§ TASK GOAL
Write out the records word for word, with no pictures.

§ ITEMS

--- Start ---

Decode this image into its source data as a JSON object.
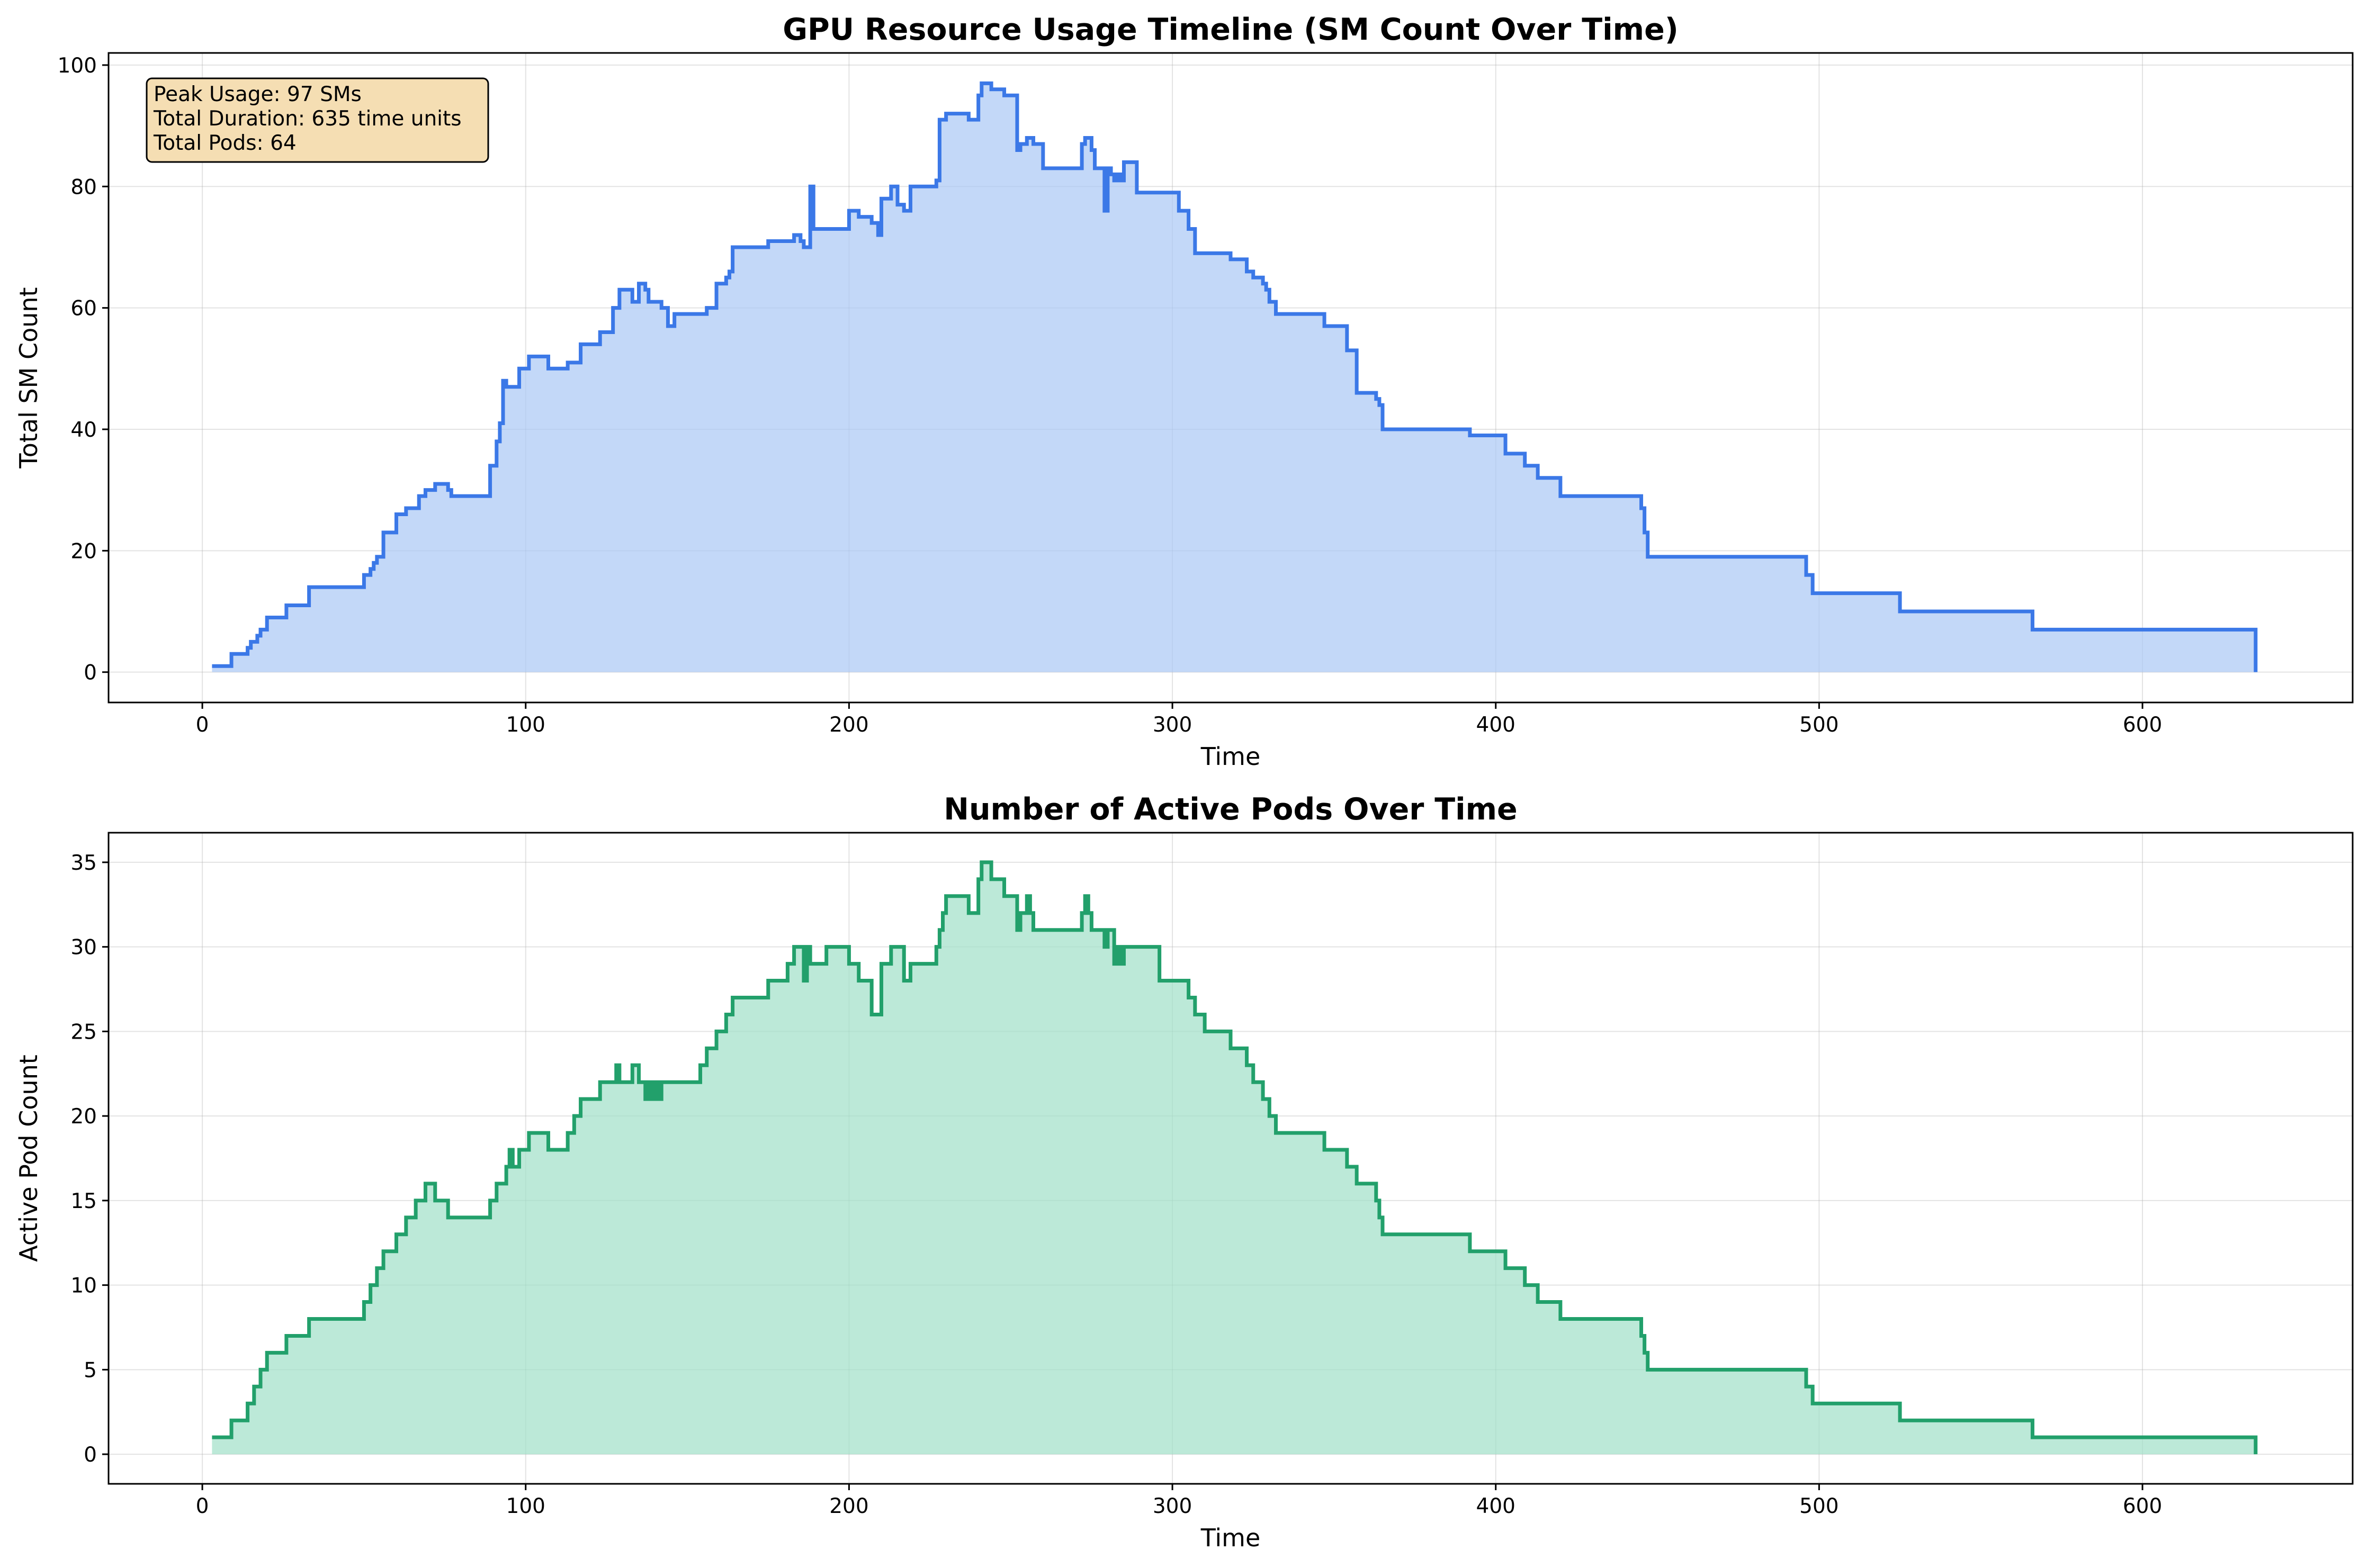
{
  "chart_data": [
    {
      "type": "area",
      "title": "GPU Resource Usage Timeline (SM Count Over Time)",
      "xlabel": "Time",
      "ylabel": "Total SM Count",
      "xlim": [
        -29,
        665
      ],
      "ylim": [
        -5,
        102
      ],
      "xticks": [
        0,
        100,
        200,
        300,
        400,
        500,
        600
      ],
      "yticks": [
        0,
        20,
        40,
        60,
        80,
        100
      ],
      "grid": true,
      "line_color": "#3b78e7",
      "fill_color": "#a9c8f5",
      "annotation": {
        "lines": [
          "Peak Usage: 97 SMs",
          "Total Duration: 635 time units",
          "Total Pods: 64"
        ],
        "placement": "top-left",
        "background": "#f5deb3"
      },
      "series": [
        {
          "step": "post",
          "x": [
            3,
            9,
            14,
            15,
            16,
            17,
            18,
            20,
            26,
            33,
            50,
            52,
            53,
            54,
            56,
            60,
            63,
            67,
            69,
            72,
            76,
            77,
            89,
            91,
            92,
            93,
            94,
            98,
            101,
            107,
            113,
            117,
            123,
            127,
            129,
            133,
            135,
            137,
            138,
            140,
            142,
            144,
            146,
            154,
            156,
            159,
            162,
            163,
            164,
            175,
            181,
            183,
            185,
            186,
            188,
            189,
            193,
            200,
            203,
            207,
            209,
            210,
            213,
            215,
            217,
            219,
            227,
            228,
            230,
            237,
            240,
            241,
            244,
            248,
            252,
            253,
            255,
            257,
            260,
            272,
            273,
            275,
            276,
            279,
            280,
            281,
            282,
            283,
            284,
            285,
            286,
            288,
            289,
            296,
            302,
            305,
            307,
            310,
            311,
            318,
            323,
            325,
            328,
            329,
            330,
            332,
            347,
            354,
            357,
            363,
            364,
            365,
            377,
            392,
            403,
            409,
            413,
            420,
            431,
            445,
            446,
            447,
            469,
            495,
            496,
            498,
            525,
            566,
            635
          ],
          "values": [
            1,
            3,
            4,
            5,
            5,
            6,
            7,
            9,
            11,
            14,
            16,
            17,
            18,
            19,
            23,
            26,
            27,
            29,
            30,
            31,
            30,
            29,
            34,
            38,
            41,
            48,
            47,
            50,
            52,
            50,
            51,
            54,
            56,
            60,
            63,
            61,
            64,
            63,
            61,
            61,
            60,
            57,
            59,
            59,
            60,
            64,
            65,
            66,
            70,
            71,
            71,
            72,
            71,
            70,
            80,
            73,
            73,
            76,
            75,
            74,
            72,
            78,
            80,
            77,
            76,
            80,
            81,
            91,
            92,
            91,
            95,
            97,
            96,
            95,
            86,
            87,
            88,
            87,
            83,
            87,
            88,
            86,
            83,
            76,
            83,
            82,
            81,
            82,
            81,
            84,
            84,
            84,
            79,
            79,
            76,
            73,
            69,
            69,
            69,
            68,
            66,
            65,
            64,
            63,
            61,
            59,
            57,
            53,
            46,
            45,
            44,
            40,
            40,
            39,
            36,
            34,
            32,
            29,
            29,
            27,
            23,
            19,
            19,
            19,
            16,
            13,
            10,
            7,
            0
          ]
        }
      ]
    },
    {
      "type": "area",
      "title": "Number of Active Pods Over Time",
      "xlabel": "Time",
      "ylabel": "Active Pod Count",
      "xlim": [
        -29,
        665
      ],
      "ylim": [
        -1.75,
        36.75
      ],
      "xticks": [
        0,
        100,
        200,
        300,
        400,
        500,
        600
      ],
      "yticks": [
        0,
        5,
        10,
        15,
        20,
        25,
        30,
        35
      ],
      "grid": true,
      "line_color": "#22a06b",
      "fill_color": "#9fe0c8",
      "series": [
        {
          "step": "post",
          "x": [
            3,
            9,
            14,
            15,
            16,
            17,
            18,
            20,
            26,
            33,
            50,
            52,
            53,
            54,
            56,
            60,
            63,
            66,
            69,
            72,
            76,
            77,
            89,
            91,
            94,
            95,
            96,
            98,
            101,
            107,
            113,
            115,
            117,
            123,
            128,
            129,
            131,
            133,
            135,
            137,
            138,
            139,
            140,
            141,
            142,
            144,
            146,
            154,
            156,
            159,
            162,
            163,
            164,
            175,
            181,
            183,
            186,
            187,
            188,
            189,
            193,
            200,
            203,
            207,
            209,
            210,
            213,
            217,
            219,
            227,
            228,
            229,
            230,
            237,
            240,
            241,
            244,
            248,
            252,
            253,
            255,
            256,
            257,
            260,
            272,
            273,
            274,
            275,
            276,
            279,
            280,
            281,
            282,
            283,
            284,
            285,
            286,
            288,
            289,
            296,
            305,
            307,
            310,
            311,
            318,
            323,
            325,
            328,
            329,
            330,
            332,
            347,
            354,
            357,
            363,
            364,
            365,
            377,
            392,
            403,
            409,
            413,
            420,
            431,
            445,
            446,
            447,
            469,
            495,
            496,
            498,
            525,
            566,
            635
          ],
          "values": [
            1,
            2,
            3,
            3,
            4,
            4,
            5,
            6,
            7,
            8,
            9,
            10,
            10,
            11,
            12,
            13,
            14,
            15,
            16,
            15,
            14,
            14,
            15,
            16,
            17,
            18,
            17,
            18,
            19,
            18,
            19,
            20,
            21,
            22,
            23,
            22,
            22,
            23,
            22,
            21,
            22,
            21,
            22,
            21,
            22,
            22,
            22,
            23,
            24,
            25,
            26,
            26,
            27,
            28,
            29,
            30,
            28,
            30,
            29,
            29,
            30,
            29,
            28,
            26,
            26,
            29,
            30,
            28,
            29,
            30,
            31,
            32,
            33,
            32,
            34,
            35,
            34,
            33,
            31,
            32,
            33,
            32,
            31,
            31,
            32,
            33,
            32,
            31,
            31,
            30,
            31,
            31,
            29,
            30,
            29,
            30,
            30,
            30,
            30,
            28,
            27,
            26,
            25,
            25,
            24,
            23,
            22,
            21,
            21,
            20,
            19,
            18,
            17,
            16,
            15,
            14,
            13,
            13,
            12,
            11,
            10,
            9,
            8,
            8,
            7,
            6,
            5,
            5,
            5,
            4,
            3,
            2,
            1,
            0
          ]
        }
      ]
    }
  ]
}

--- End ---

§ OUTPUT FOR THIS TASK
Decode this image into its source data as a JSON object.
{
  "chart_data": [
    {
      "type": "area",
      "title": "GPU Resource Usage Timeline (SM Count Over Time)",
      "xlabel": "Time",
      "ylabel": "Total SM Count",
      "xlim": [
        -29,
        665
      ],
      "ylim": [
        -5,
        102
      ],
      "xticks": [
        0,
        100,
        200,
        300,
        400,
        500,
        600
      ],
      "yticks": [
        0,
        20,
        40,
        60,
        80,
        100
      ],
      "grid": true,
      "line_color": "#3b78e7",
      "fill_color": "#a9c8f5",
      "annotation": {
        "lines": [
          "Peak Usage: 97 SMs",
          "Total Duration: 635 time units",
          "Total Pods: 64"
        ],
        "placement": "top-left",
        "background": "#f5deb3"
      },
      "series": [
        {
          "step": "post",
          "x": [
            3,
            9,
            14,
            15,
            16,
            17,
            18,
            20,
            26,
            33,
            50,
            52,
            53,
            54,
            56,
            60,
            63,
            67,
            69,
            72,
            76,
            77,
            89,
            91,
            92,
            93,
            94,
            98,
            101,
            107,
            113,
            117,
            123,
            127,
            129,
            133,
            135,
            137,
            138,
            140,
            142,
            144,
            146,
            154,
            156,
            159,
            162,
            163,
            164,
            175,
            181,
            183,
            185,
            186,
            188,
            189,
            193,
            200,
            203,
            207,
            209,
            210,
            213,
            215,
            217,
            219,
            227,
            228,
            230,
            237,
            240,
            241,
            244,
            248,
            252,
            253,
            255,
            257,
            260,
            272,
            273,
            275,
            276,
            279,
            280,
            281,
            282,
            283,
            284,
            285,
            286,
            288,
            289,
            296,
            302,
            305,
            307,
            310,
            311,
            318,
            323,
            325,
            328,
            329,
            330,
            332,
            347,
            354,
            357,
            363,
            364,
            365,
            377,
            392,
            403,
            409,
            413,
            420,
            431,
            445,
            446,
            447,
            469,
            495,
            496,
            498,
            525,
            566,
            635
          ],
          "values": [
            1,
            3,
            4,
            5,
            5,
            6,
            7,
            9,
            11,
            14,
            16,
            17,
            18,
            19,
            23,
            26,
            27,
            29,
            30,
            31,
            30,
            29,
            34,
            38,
            41,
            48,
            47,
            50,
            52,
            50,
            51,
            54,
            56,
            60,
            63,
            61,
            64,
            63,
            61,
            61,
            60,
            57,
            59,
            59,
            60,
            64,
            65,
            66,
            70,
            71,
            71,
            72,
            71,
            70,
            80,
            73,
            73,
            76,
            75,
            74,
            72,
            78,
            80,
            77,
            76,
            80,
            81,
            91,
            92,
            91,
            95,
            97,
            96,
            95,
            86,
            87,
            88,
            87,
            83,
            87,
            88,
            86,
            83,
            76,
            83,
            82,
            81,
            82,
            81,
            84,
            84,
            84,
            79,
            79,
            76,
            73,
            69,
            69,
            69,
            68,
            66,
            65,
            64,
            63,
            61,
            59,
            57,
            53,
            46,
            45,
            44,
            40,
            40,
            39,
            36,
            34,
            32,
            29,
            29,
            27,
            23,
            19,
            19,
            19,
            16,
            13,
            10,
            7,
            0
          ]
        }
      ]
    },
    {
      "type": "area",
      "title": "Number of Active Pods Over Time",
      "xlabel": "Time",
      "ylabel": "Active Pod Count",
      "xlim": [
        -29,
        665
      ],
      "ylim": [
        -1.75,
        36.75
      ],
      "xticks": [
        0,
        100,
        200,
        300,
        400,
        500,
        600
      ],
      "yticks": [
        0,
        5,
        10,
        15,
        20,
        25,
        30,
        35
      ],
      "grid": true,
      "line_color": "#22a06b",
      "fill_color": "#9fe0c8",
      "series": [
        {
          "step": "post",
          "x": [
            3,
            9,
            14,
            15,
            16,
            17,
            18,
            20,
            26,
            33,
            50,
            52,
            53,
            54,
            56,
            60,
            63,
            66,
            69,
            72,
            76,
            77,
            89,
            91,
            94,
            95,
            96,
            98,
            101,
            107,
            113,
            115,
            117,
            123,
            128,
            129,
            131,
            133,
            135,
            137,
            138,
            139,
            140,
            141,
            142,
            144,
            146,
            154,
            156,
            159,
            162,
            163,
            164,
            175,
            181,
            183,
            186,
            187,
            188,
            189,
            193,
            200,
            203,
            207,
            209,
            210,
            213,
            217,
            219,
            227,
            228,
            229,
            230,
            237,
            240,
            241,
            244,
            248,
            252,
            253,
            255,
            256,
            257,
            260,
            272,
            273,
            274,
            275,
            276,
            279,
            280,
            281,
            282,
            283,
            284,
            285,
            286,
            288,
            289,
            296,
            305,
            307,
            310,
            311,
            318,
            323,
            325,
            328,
            329,
            330,
            332,
            347,
            354,
            357,
            363,
            364,
            365,
            377,
            392,
            403,
            409,
            413,
            420,
            431,
            445,
            446,
            447,
            469,
            495,
            496,
            498,
            525,
            566,
            635
          ],
          "values": [
            1,
            2,
            3,
            3,
            4,
            4,
            5,
            6,
            7,
            8,
            9,
            10,
            10,
            11,
            12,
            13,
            14,
            15,
            16,
            15,
            14,
            14,
            15,
            16,
            17,
            18,
            17,
            18,
            19,
            18,
            19,
            20,
            21,
            22,
            23,
            22,
            22,
            23,
            22,
            21,
            22,
            21,
            22,
            21,
            22,
            22,
            22,
            23,
            24,
            25,
            26,
            26,
            27,
            28,
            29,
            30,
            28,
            30,
            29,
            29,
            30,
            29,
            28,
            26,
            26,
            29,
            30,
            28,
            29,
            30,
            31,
            32,
            33,
            32,
            34,
            35,
            34,
            33,
            31,
            32,
            33,
            32,
            31,
            31,
            32,
            33,
            32,
            31,
            31,
            30,
            31,
            31,
            29,
            30,
            29,
            30,
            30,
            30,
            30,
            28,
            27,
            26,
            25,
            25,
            24,
            23,
            22,
            21,
            21,
            20,
            19,
            18,
            17,
            16,
            15,
            14,
            13,
            13,
            12,
            11,
            10,
            9,
            8,
            8,
            7,
            6,
            5,
            5,
            5,
            4,
            3,
            2,
            1,
            0
          ]
        }
      ]
    }
  ]
}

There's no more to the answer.